▶ **Task to carry out**:
Lines holding the string "color" are the ones to copy; find them all in the data.

(Stored dataset items)
____

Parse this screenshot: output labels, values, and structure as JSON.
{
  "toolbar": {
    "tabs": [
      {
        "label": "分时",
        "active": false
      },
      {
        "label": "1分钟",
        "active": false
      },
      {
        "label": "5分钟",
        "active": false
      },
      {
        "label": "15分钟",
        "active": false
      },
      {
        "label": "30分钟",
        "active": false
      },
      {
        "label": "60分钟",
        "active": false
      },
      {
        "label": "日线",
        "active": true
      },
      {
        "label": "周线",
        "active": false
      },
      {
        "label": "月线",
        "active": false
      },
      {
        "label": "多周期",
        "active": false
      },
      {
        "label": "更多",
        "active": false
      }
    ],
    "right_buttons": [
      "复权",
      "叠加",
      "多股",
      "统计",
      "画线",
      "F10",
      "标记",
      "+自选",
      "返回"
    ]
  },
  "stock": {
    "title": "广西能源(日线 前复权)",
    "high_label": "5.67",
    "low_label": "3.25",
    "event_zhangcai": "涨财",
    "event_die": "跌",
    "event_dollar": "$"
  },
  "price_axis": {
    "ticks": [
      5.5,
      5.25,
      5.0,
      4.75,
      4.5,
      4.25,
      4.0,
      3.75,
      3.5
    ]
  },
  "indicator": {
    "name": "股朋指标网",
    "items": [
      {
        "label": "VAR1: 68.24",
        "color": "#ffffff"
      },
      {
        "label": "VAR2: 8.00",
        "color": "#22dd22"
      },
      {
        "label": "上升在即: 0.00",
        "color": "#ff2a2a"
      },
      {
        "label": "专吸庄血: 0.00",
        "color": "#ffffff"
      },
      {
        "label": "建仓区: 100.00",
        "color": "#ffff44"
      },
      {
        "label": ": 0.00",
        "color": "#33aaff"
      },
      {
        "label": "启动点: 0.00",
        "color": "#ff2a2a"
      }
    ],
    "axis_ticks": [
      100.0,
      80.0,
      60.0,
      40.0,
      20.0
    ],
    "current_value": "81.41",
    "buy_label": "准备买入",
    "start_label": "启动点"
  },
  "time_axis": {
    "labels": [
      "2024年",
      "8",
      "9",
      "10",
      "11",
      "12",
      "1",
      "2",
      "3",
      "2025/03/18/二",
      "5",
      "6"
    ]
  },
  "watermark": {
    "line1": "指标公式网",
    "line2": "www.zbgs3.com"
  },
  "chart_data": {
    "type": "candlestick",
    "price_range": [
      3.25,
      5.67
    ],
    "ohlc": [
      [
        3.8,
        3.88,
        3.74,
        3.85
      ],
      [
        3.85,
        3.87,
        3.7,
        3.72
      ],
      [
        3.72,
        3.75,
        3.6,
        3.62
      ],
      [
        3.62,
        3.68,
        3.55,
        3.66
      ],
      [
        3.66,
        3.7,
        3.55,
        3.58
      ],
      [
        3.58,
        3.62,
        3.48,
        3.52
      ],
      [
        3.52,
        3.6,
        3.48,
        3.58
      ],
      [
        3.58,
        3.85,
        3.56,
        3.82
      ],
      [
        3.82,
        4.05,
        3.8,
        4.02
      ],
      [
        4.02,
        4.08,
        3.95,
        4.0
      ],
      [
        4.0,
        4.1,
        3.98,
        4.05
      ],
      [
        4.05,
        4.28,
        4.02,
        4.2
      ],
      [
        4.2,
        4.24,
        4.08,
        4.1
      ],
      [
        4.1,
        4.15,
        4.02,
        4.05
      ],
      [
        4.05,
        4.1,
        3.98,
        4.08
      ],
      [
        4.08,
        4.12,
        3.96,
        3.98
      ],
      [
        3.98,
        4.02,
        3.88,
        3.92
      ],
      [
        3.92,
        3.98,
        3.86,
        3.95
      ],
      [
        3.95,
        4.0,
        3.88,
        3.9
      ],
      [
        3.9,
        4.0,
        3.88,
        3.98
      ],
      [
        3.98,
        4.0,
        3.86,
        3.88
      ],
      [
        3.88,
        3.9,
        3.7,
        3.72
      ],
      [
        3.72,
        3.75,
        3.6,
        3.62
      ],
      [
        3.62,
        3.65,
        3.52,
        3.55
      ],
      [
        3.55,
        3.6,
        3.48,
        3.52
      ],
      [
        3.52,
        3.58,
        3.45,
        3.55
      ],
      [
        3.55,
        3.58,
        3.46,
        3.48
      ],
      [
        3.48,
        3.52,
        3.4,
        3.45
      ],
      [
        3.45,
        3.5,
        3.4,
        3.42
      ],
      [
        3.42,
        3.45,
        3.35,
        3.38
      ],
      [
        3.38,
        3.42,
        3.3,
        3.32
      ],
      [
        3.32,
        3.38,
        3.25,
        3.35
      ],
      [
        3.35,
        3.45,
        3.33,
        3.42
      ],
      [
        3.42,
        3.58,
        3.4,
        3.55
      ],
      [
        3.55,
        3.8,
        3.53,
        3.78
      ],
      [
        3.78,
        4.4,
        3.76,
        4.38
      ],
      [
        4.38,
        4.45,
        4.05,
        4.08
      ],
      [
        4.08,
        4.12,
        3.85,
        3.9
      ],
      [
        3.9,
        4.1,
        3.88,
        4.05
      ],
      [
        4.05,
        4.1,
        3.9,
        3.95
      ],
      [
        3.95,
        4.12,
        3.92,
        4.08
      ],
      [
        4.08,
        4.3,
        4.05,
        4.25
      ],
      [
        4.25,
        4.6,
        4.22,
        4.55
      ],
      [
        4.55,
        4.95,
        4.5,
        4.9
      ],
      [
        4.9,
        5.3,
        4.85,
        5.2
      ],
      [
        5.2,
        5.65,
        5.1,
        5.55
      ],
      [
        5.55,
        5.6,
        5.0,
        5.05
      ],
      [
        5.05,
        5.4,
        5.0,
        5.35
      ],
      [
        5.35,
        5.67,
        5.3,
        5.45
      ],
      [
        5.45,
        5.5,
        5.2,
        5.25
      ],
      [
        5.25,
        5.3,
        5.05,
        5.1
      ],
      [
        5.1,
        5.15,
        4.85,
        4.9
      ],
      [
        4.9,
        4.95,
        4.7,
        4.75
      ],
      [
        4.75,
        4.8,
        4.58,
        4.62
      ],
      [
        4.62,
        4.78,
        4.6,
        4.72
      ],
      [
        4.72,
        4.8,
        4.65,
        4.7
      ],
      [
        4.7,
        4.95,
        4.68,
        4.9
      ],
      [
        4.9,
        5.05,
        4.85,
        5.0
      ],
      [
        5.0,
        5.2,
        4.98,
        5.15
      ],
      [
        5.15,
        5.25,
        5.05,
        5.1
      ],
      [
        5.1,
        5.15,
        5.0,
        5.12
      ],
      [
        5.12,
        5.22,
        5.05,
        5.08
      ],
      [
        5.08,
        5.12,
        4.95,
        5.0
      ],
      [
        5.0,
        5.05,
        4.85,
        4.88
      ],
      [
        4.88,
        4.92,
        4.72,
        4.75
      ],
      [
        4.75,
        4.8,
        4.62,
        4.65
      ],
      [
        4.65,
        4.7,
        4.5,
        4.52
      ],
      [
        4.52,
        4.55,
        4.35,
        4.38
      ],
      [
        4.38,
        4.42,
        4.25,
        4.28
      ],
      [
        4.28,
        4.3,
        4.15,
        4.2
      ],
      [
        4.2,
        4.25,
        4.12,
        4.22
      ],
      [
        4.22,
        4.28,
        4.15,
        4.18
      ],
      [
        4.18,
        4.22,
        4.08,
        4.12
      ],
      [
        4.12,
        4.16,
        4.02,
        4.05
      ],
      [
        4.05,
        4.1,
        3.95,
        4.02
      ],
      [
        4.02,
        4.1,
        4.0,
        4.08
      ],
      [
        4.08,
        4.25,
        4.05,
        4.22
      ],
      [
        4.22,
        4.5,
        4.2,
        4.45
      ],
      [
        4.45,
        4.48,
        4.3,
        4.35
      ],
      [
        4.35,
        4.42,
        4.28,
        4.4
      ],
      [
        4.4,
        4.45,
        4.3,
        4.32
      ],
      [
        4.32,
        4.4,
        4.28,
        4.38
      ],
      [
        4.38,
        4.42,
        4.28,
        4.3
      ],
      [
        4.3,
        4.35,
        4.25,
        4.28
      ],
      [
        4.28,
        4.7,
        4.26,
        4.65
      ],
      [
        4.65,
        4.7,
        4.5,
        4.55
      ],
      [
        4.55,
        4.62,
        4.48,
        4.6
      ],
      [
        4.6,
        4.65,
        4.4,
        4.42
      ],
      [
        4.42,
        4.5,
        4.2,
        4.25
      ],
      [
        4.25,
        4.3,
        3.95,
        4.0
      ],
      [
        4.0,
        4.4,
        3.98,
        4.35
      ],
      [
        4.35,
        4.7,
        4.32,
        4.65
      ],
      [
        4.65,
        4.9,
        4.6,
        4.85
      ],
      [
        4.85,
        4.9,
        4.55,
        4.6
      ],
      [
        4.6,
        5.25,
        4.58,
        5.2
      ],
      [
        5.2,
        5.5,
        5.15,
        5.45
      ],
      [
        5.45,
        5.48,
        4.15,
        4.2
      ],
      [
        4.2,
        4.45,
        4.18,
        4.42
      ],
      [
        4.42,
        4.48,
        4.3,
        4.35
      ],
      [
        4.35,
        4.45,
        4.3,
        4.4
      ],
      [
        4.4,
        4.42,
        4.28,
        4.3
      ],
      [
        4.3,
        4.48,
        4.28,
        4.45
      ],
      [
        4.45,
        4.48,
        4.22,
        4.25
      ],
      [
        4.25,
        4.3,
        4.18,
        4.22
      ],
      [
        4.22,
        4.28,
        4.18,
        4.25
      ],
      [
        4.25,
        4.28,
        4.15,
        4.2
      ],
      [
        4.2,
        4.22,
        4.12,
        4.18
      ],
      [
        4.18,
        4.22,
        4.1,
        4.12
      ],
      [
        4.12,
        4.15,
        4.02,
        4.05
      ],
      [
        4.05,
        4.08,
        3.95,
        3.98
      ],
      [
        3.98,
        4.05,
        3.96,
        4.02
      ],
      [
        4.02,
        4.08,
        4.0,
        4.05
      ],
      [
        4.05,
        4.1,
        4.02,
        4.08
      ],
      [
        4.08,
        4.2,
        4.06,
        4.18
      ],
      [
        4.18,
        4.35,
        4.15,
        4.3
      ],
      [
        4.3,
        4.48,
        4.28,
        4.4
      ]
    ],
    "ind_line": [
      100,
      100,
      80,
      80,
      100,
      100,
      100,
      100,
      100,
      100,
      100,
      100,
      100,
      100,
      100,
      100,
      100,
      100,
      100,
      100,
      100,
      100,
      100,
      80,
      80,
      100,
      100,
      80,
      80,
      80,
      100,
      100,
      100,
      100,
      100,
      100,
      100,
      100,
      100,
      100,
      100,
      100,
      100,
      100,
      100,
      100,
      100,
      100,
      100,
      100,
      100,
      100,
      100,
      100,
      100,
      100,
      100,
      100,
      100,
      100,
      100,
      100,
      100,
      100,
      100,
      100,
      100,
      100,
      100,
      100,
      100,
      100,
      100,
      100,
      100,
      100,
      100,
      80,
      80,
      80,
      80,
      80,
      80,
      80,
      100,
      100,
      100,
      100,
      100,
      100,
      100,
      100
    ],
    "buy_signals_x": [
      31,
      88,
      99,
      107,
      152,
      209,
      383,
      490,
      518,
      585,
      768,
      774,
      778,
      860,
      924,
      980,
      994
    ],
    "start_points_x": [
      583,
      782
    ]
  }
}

____

▶ **Result of this task**:
        "color": "#ffffff"
        "color": "#22dd22"
        "color": "#ff2a2a"
        "color": "#ffffff"
        "color": "#ffff44"
        "color": "#33aaff"
        "color": "#ff2a2a"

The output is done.